EXERCISE DATA:

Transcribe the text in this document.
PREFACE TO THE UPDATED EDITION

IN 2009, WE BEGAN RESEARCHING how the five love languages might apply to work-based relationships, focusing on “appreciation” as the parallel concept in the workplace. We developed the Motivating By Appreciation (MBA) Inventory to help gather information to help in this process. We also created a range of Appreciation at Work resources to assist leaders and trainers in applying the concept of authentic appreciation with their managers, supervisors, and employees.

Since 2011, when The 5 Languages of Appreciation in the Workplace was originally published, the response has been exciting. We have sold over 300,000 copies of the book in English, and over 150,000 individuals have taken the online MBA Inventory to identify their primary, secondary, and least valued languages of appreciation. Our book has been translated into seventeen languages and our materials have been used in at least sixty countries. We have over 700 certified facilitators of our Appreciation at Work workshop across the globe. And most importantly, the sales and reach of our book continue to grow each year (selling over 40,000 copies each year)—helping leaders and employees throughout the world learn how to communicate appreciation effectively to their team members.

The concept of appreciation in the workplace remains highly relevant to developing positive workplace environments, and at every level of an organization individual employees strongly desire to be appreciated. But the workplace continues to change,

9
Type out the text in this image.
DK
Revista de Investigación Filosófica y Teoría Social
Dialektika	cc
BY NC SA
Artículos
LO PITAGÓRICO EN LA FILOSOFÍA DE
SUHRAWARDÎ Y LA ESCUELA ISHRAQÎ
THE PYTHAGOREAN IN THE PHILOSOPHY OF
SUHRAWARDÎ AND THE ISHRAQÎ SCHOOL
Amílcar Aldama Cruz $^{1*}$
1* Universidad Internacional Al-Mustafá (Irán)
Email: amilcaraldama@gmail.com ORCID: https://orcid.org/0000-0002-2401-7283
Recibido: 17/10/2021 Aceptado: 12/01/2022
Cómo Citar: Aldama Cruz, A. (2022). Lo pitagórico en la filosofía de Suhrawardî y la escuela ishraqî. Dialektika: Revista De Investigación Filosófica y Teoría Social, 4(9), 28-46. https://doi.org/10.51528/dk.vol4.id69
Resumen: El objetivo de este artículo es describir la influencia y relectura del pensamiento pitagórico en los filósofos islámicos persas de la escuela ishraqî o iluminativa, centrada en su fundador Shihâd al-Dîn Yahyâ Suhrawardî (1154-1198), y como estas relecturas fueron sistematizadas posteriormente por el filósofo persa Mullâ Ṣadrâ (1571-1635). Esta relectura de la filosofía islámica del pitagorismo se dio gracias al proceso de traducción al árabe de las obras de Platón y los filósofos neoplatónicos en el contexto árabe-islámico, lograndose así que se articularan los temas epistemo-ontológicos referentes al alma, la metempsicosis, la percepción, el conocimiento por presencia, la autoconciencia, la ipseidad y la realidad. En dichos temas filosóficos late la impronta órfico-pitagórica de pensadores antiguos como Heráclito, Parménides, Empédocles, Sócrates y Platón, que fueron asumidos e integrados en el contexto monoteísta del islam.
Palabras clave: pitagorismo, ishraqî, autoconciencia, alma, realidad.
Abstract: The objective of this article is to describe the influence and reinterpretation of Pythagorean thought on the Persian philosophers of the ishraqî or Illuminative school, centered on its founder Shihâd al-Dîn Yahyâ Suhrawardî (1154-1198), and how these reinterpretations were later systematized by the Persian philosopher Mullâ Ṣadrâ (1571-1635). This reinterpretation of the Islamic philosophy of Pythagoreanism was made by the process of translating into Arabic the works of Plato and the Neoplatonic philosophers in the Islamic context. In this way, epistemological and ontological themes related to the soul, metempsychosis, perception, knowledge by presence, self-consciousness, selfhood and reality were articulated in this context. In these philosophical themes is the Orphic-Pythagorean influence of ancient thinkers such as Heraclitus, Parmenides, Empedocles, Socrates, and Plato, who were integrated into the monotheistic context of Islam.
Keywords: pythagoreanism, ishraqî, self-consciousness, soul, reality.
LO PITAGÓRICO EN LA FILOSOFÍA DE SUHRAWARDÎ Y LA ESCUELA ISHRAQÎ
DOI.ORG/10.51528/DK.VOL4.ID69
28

WORK TO COMPLETE: Provide an exact reproduction of all the entries shown above.

OUTPUT:
Transcribe the text in this document.
PREFACE TO THE UPDATED EDITION

IN 2009, WE BEGAN RESEARCHING how the five love languages might apply to work-based relationships, focusing on “appreciation” as the parallel concept in the workplace. We developed the Motivating By Appreciation (MBA) Inventory to help gather information to help in this process. We also created a range of Appreciation at Work resources to assist leaders and trainers in applying the concept of authentic appreciation with their managers, supervisors, and employees.

Since 2011, when The 5 Languages of Appreciation in the Workplace was originally published, the response has been exciting. We have sold over 300,000 copies of the book in English, and over 150,000 individuals have taken the online MBA Inventory to identify their primary, secondary, and least valued languages of appreciation. Our book has been translated into seventeen languages and our materials have been used in at least sixty countries. We have over 700 certified facilitators of our Appreciation at Work workshop across the globe. And most importantly, the sales and reach of our book continue to grow each year (selling over 40,000 copies each year)—helping leaders and employees throughout the world learn how to communicate appreciation effectively to their team members.

The concept of appreciation in the workplace remains highly relevant to developing positive workplace environments, and at every level of an organization individual employees strongly desire to be appreciated. But the workplace continues to change,

9
Type out the text in this image.
DK
Revista de Investigación Filosófica y Teoría Social
Dialektika	cc
BY NC SA
Artículos
LO PITAGÓRICO EN LA FILOSOFÍA DE
SUHRAWARDÎ Y LA ESCUELA ISHRAQÎ
THE PYTHAGOREAN IN THE PHILOSOPHY OF
SUHRAWARDÎ AND THE ISHRAQÎ SCHOOL
Amílcar Aldama Cruz $^{1*}$
1* Universidad Internacional Al-Mustafá (Irán)
Email: amilcaraldama@gmail.com ORCID: https://orcid.org/0000-0002-2401-7283
Recibido: 17/10/2021 Aceptado: 12/01/2022
Cómo Citar: Aldama Cruz, A. (2022). Lo pitagórico en la filosofía de Suhrawardî y la escuela ishraqî. Dialektika: Revista De Investigación Filosófica y Teoría Social, 4(9), 28-46. https://doi.org/10.51528/dk.vol4.id69
Resumen: El objetivo de este artículo es describir la influencia y relectura del pensamiento pitagórico en los filósofos islámicos persas de la escuela ishraqî o iluminativa, centrada en su fundador Shihâd al-Dîn Yahyâ Suhrawardî (1154-1198), y como estas relecturas fueron sistematizadas posteriormente por el filósofo persa Mullâ Ṣadrâ (1571-1635). Esta relectura de la filosofía islámica del pitagorismo se dio gracias al proceso de traducción al árabe de las obras de Platón y los filósofos neoplatónicos en el contexto árabe-islámico, lograndose así que se articularan los temas epistemo-ontológicos referentes al alma, la metempsicosis, la percepción, el conocimiento por presencia, la autoconciencia, la ipseidad y la realidad. En dichos temas filosóficos late la impronta órfico-pitagórica de pensadores antiguos como Heráclito, Parménides, Empédocles, Sócrates y Platón, que fueron asumidos e integrados en el contexto monoteísta del islam.
Palabras clave: pitagorismo, ishraqî, autoconciencia, alma, realidad.
Abstract: The objective of this article is to describe the influence and reinterpretation of Pythagorean thought on the Persian philosophers of the ishraqî or Illuminative school, centered on its founder Shihâd al-Dîn Yahyâ Suhrawardî (1154-1198), and how these reinterpretations were later systematized by the Persian philosopher Mullâ Ṣadrâ (1571-1635). This reinterpretation of the Islamic philosophy of Pythagoreanism was made by the process of translating into Arabic the works of Plato and the Neoplatonic philosophers in the Islamic context. In this way, epistemological and ontological themes related to the soul, metempsychosis, perception, knowledge by presence, self-consciousness, selfhood and reality were articulated in this context. In these philosophical themes is the Orphic-Pythagorean influence of ancient thinkers such as Heraclitus, Parmenides, Empedocles, Socrates, and Plato, who were integrated into the monotheistic context of Islam.
Keywords: pythagoreanism, ishraqî, self-consciousness, soul, reality.
LO PITAGÓRICO EN LA FILOSOFÍA DE SUHRAWARDÎ Y LA ESCUELA ISHRAQÎ
DOI.ORG/10.51528/DK.VOL4.ID69
28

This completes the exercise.